SHORT PROBLEM —
Copy the records that follow exactly as written, but not their pictures.

** Start DATA FOR THIS TASK **

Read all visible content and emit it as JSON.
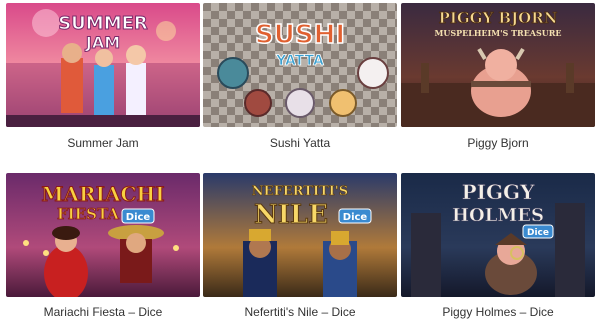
{
  "games": [
    {
      "id": "summer-jam",
      "caption": "Summer Jam",
      "art_title_1": "SUMMER",
      "art_title_2": "JAM"
    },
    {
      "id": "sushi-yatta",
      "caption": "Sushi Yatta",
      "art_title_1": "SUSHI",
      "art_title_2": "YATTA"
    },
    {
      "id": "piggy-bjorn",
      "caption": "Piggy Bjorn",
      "art_title_1": "PIGGY BJORN",
      "art_title_2": "MUSPELHEIM'S TREASURE"
    },
    {
      "id": "mariachi-fiesta-dice",
      "caption": "Mariachi Fiesta – Dice",
      "art_title_1": "MARIACHI",
      "art_title_2": "FIESTA",
      "art_badge": "Dice"
    },
    {
      "id": "nefertitis-nile-dice",
      "caption": "Nefertiti's Nile – Dice",
      "art_title_1": "NEFERTITI'S",
      "art_title_2": "NILE",
      "art_badge": "Dice"
    },
    {
      "id": "piggy-holmes-dice",
      "caption": "Piggy Holmes – Dice",
      "art_title_1": "PIGGY",
      "art_title_2": "HOLMES",
      "art_badge": "Dice"
    }
  ]
}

** End DATA FOR THIS TASK **

COMPLETED TASK —
Read all visible content and emit it as JSON.
{
  "games": [
    {
      "id": "summer-jam",
      "caption": "Summer Jam",
      "art_title_1": "SUMMER",
      "art_title_2": "JAM"
    },
    {
      "id": "sushi-yatta",
      "caption": "Sushi Yatta",
      "art_title_1": "SUSHI",
      "art_title_2": "YATTA"
    },
    {
      "id": "piggy-bjorn",
      "caption": "Piggy Bjorn",
      "art_title_1": "PIGGY BJORN",
      "art_title_2": "MUSPELHEIM'S TREASURE"
    },
    {
      "id": "mariachi-fiesta-dice",
      "caption": "Mariachi Fiesta – Dice",
      "art_title_1": "MARIACHI",
      "art_title_2": "FIESTA",
      "art_badge": "Dice"
    },
    {
      "id": "nefertitis-nile-dice",
      "caption": "Nefertiti's Nile – Dice",
      "art_title_1": "NEFERTITI'S",
      "art_title_2": "NILE",
      "art_badge": "Dice"
    },
    {
      "id": "piggy-holmes-dice",
      "caption": "Piggy Holmes – Dice",
      "art_title_1": "PIGGY",
      "art_title_2": "HOLMES",
      "art_badge": "Dice"
    }
  ]
}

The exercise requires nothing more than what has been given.